● WORK INSTRUCTIONS
Omit all pictures. Copy the rest of the material exactly.

** START INPUT MATERIAL **

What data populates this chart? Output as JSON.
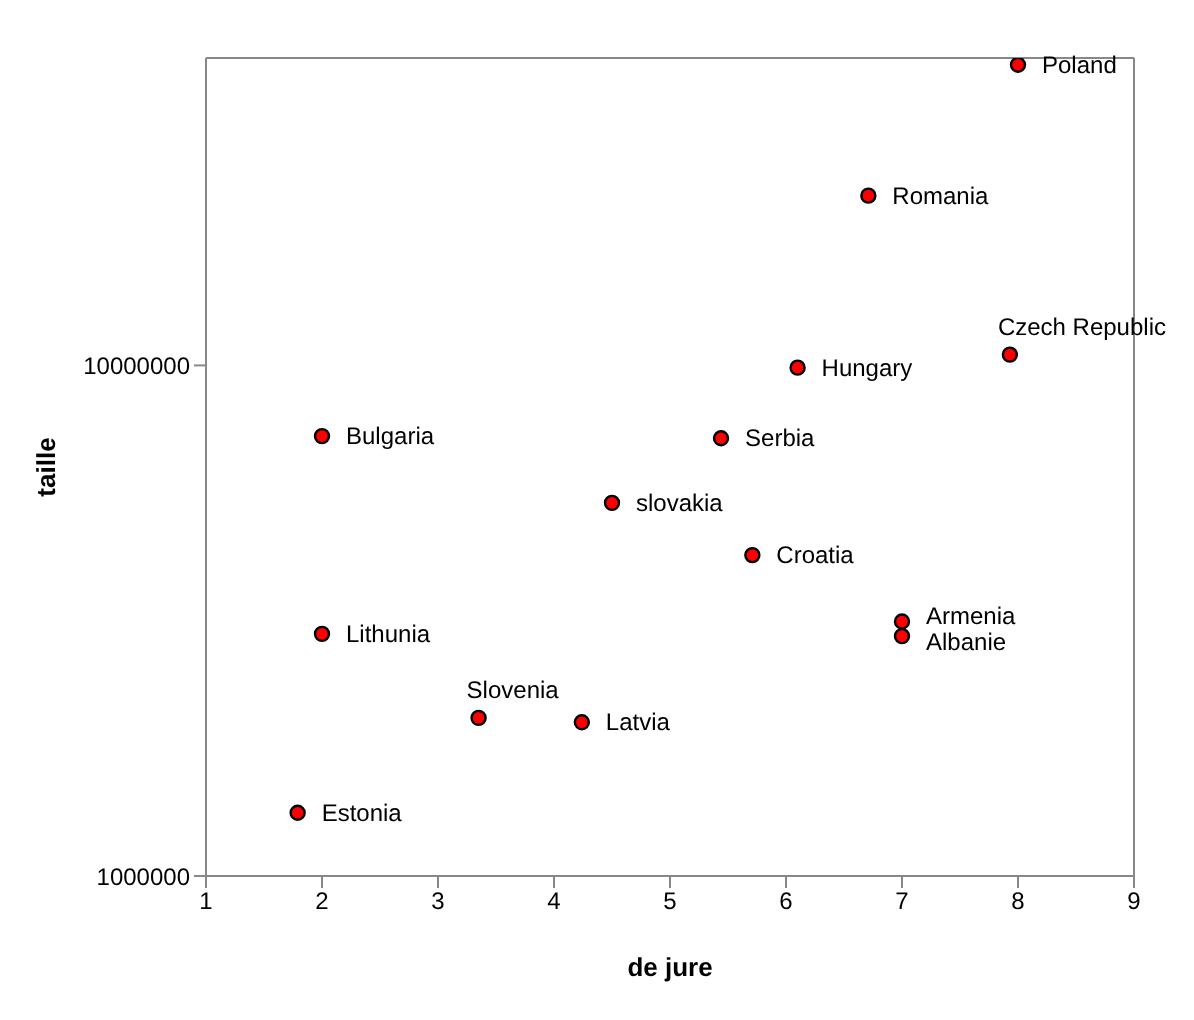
{
  "chart_data": {
    "type": "scatter",
    "xlabel": "de jure",
    "ylabel": "taille",
    "log": "y",
    "xlim": [
      1,
      9
    ],
    "xticks": [
      1,
      2,
      3,
      4,
      5,
      6,
      7,
      8,
      9
    ],
    "ylim": [
      1000000,
      40000000
    ],
    "yticks": [
      1000000,
      10000000
    ],
    "grid": false,
    "legend": false,
    "marker": "circle",
    "series": [
      {
        "color": "#ff0000",
        "x": [
          8.0,
          6.71,
          7.93,
          6.1,
          2.0,
          5.44,
          4.5,
          5.71,
          7.0,
          7.0,
          2.0,
          3.35,
          4.24,
          1.79
        ],
        "values": [
          38800000,
          21500000,
          10500000,
          9900000,
          7270000,
          7200000,
          5380000,
          4250000,
          3150000,
          2950000,
          2980000,
          2040000,
          2000000,
          1330000
        ]
      }
    ],
    "annotations": [
      {
        "text": "Poland",
        "x": 8.0,
        "y": 38800000
      },
      {
        "text": "Romania",
        "x": 6.71,
        "y": 21500000
      },
      {
        "text": "Czech Republic",
        "x": 7.93,
        "y": 10500000
      },
      {
        "text": "Hungary",
        "x": 6.1,
        "y": 9900000
      },
      {
        "text": "Bulgaria",
        "x": 2.0,
        "y": 7270000
      },
      {
        "text": "Serbia",
        "x": 5.44,
        "y": 7200000
      },
      {
        "text": "slovakia",
        "x": 4.5,
        "y": 5380000
      },
      {
        "text": "Croatia",
        "x": 5.71,
        "y": 4250000
      },
      {
        "text": "Armenia",
        "x": 7.0,
        "y": 3150000
      },
      {
        "text": "Albanie",
        "x": 7.0,
        "y": 2950000
      },
      {
        "text": "Lithunia",
        "x": 2.0,
        "y": 2980000
      },
      {
        "text": "Slovenia",
        "x": 3.35,
        "y": 2040000
      },
      {
        "text": "Latvia",
        "x": 4.24,
        "y": 2000000
      },
      {
        "text": "Estonia",
        "x": 1.79,
        "y": 1330000
      }
    ]
  }
}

** END INPUT MATERIAL **

● CORRECT RESPONSE
What data populates this chart? Output as JSON.
{
  "chart_data": {
    "type": "scatter",
    "xlabel": "de jure",
    "ylabel": "taille",
    "log": "y",
    "xlim": [
      1,
      9
    ],
    "xticks": [
      1,
      2,
      3,
      4,
      5,
      6,
      7,
      8,
      9
    ],
    "ylim": [
      1000000,
      40000000
    ],
    "yticks": [
      1000000,
      10000000
    ],
    "grid": false,
    "legend": false,
    "marker": "circle",
    "series": [
      {
        "color": "#ff0000",
        "x": [
          8.0,
          6.71,
          7.93,
          6.1,
          2.0,
          5.44,
          4.5,
          5.71,
          7.0,
          7.0,
          2.0,
          3.35,
          4.24,
          1.79
        ],
        "values": [
          38800000,
          21500000,
          10500000,
          9900000,
          7270000,
          7200000,
          5380000,
          4250000,
          3150000,
          2950000,
          2980000,
          2040000,
          2000000,
          1330000
        ]
      }
    ],
    "annotations": [
      {
        "text": "Poland",
        "x": 8.0,
        "y": 38800000
      },
      {
        "text": "Romania",
        "x": 6.71,
        "y": 21500000
      },
      {
        "text": "Czech Republic",
        "x": 7.93,
        "y": 10500000
      },
      {
        "text": "Hungary",
        "x": 6.1,
        "y": 9900000
      },
      {
        "text": "Bulgaria",
        "x": 2.0,
        "y": 7270000
      },
      {
        "text": "Serbia",
        "x": 5.44,
        "y": 7200000
      },
      {
        "text": "slovakia",
        "x": 4.5,
        "y": 5380000
      },
      {
        "text": "Croatia",
        "x": 5.71,
        "y": 4250000
      },
      {
        "text": "Armenia",
        "x": 7.0,
        "y": 3150000
      },
      {
        "text": "Albanie",
        "x": 7.0,
        "y": 2950000
      },
      {
        "text": "Lithunia",
        "x": 2.0,
        "y": 2980000
      },
      {
        "text": "Slovenia",
        "x": 3.35,
        "y": 2040000
      },
      {
        "text": "Latvia",
        "x": 4.24,
        "y": 2000000
      },
      {
        "text": "Estonia",
        "x": 1.79,
        "y": 1330000
      }
    ]
  }
}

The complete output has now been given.